▶ _Entries shown_:
━━━━━━

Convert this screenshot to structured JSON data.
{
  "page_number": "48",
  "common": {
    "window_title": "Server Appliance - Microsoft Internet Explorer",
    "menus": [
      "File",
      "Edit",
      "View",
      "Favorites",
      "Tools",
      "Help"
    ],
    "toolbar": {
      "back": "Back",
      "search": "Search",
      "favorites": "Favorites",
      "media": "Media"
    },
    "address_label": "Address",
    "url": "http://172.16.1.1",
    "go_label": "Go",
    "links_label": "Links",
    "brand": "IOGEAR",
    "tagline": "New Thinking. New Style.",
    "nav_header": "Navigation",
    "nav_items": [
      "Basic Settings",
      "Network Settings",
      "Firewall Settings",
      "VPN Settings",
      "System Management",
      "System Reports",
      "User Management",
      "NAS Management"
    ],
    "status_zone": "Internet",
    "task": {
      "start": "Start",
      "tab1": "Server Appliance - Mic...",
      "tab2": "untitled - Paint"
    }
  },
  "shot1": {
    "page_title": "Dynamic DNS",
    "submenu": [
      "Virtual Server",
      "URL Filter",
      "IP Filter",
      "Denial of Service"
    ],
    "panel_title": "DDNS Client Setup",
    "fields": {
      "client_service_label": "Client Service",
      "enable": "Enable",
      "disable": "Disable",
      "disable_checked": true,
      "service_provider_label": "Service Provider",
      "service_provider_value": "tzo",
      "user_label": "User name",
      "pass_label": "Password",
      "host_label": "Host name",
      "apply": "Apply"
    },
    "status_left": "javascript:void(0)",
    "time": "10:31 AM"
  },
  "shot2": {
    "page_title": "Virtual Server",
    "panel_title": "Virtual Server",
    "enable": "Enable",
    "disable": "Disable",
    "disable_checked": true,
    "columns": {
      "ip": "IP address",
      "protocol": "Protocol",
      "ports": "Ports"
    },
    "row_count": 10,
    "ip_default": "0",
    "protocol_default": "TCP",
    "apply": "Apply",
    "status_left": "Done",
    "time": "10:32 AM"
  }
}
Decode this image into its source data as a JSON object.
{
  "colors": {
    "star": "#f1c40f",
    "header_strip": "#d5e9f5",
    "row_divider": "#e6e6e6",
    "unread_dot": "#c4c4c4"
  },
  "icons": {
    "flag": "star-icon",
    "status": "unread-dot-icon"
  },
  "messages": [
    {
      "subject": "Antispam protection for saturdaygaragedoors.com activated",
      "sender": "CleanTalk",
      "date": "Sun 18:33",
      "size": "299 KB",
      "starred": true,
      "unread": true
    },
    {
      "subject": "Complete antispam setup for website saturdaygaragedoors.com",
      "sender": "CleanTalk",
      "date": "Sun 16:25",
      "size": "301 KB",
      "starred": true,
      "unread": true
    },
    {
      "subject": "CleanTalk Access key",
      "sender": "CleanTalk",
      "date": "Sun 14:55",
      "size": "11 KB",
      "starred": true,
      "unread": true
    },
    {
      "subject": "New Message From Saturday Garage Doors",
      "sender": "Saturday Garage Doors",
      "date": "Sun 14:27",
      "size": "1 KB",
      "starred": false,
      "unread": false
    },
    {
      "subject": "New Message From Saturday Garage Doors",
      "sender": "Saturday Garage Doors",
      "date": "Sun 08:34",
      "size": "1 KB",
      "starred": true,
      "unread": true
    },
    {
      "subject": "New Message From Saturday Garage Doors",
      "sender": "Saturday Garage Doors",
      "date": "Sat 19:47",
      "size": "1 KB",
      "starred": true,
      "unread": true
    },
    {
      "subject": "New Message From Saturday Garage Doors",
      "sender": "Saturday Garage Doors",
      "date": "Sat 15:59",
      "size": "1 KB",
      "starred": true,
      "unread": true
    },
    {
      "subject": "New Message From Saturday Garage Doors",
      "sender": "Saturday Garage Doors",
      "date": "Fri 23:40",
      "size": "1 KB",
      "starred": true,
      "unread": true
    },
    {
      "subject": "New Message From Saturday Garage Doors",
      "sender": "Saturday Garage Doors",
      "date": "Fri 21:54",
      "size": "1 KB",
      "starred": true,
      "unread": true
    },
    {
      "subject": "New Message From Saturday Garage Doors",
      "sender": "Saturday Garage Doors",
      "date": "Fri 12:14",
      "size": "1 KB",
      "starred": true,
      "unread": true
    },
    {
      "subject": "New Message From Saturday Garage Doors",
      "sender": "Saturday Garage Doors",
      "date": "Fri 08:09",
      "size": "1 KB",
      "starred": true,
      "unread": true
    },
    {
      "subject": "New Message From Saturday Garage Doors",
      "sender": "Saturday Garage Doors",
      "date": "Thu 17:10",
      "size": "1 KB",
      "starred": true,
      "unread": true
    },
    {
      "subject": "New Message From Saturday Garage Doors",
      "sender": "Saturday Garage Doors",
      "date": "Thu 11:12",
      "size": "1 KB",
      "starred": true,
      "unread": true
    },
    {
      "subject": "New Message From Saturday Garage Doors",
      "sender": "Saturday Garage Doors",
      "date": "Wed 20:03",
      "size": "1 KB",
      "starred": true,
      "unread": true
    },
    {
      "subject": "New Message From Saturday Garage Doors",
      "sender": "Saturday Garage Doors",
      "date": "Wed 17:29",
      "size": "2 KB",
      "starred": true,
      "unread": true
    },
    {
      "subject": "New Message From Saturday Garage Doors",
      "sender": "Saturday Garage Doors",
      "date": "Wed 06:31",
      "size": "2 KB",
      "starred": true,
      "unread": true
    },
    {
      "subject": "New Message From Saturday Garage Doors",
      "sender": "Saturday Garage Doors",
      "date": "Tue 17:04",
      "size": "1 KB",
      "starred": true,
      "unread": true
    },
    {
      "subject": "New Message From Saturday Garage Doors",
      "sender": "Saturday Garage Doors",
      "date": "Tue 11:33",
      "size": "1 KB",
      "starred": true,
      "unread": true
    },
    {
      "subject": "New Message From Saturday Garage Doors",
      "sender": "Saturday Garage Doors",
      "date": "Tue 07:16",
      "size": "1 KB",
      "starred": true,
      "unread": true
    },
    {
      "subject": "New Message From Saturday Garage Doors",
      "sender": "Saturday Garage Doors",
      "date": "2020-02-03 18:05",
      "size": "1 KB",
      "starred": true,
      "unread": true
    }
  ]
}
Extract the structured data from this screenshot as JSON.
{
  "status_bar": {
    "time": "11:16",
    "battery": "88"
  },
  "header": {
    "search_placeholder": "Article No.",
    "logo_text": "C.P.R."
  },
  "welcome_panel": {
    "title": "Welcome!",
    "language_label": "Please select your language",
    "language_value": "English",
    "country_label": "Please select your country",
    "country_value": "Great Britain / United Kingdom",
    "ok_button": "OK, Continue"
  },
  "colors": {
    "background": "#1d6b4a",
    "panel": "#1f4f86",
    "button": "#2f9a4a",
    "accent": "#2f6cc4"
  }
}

━━━━━━

▶ _Problem to work on_: Which lines include the word "Internet"? List them all.

▶ _Exercise output_:
    "window_title": "Server Appliance - Microsoft Internet Explorer",
    "status_zone": "Internet",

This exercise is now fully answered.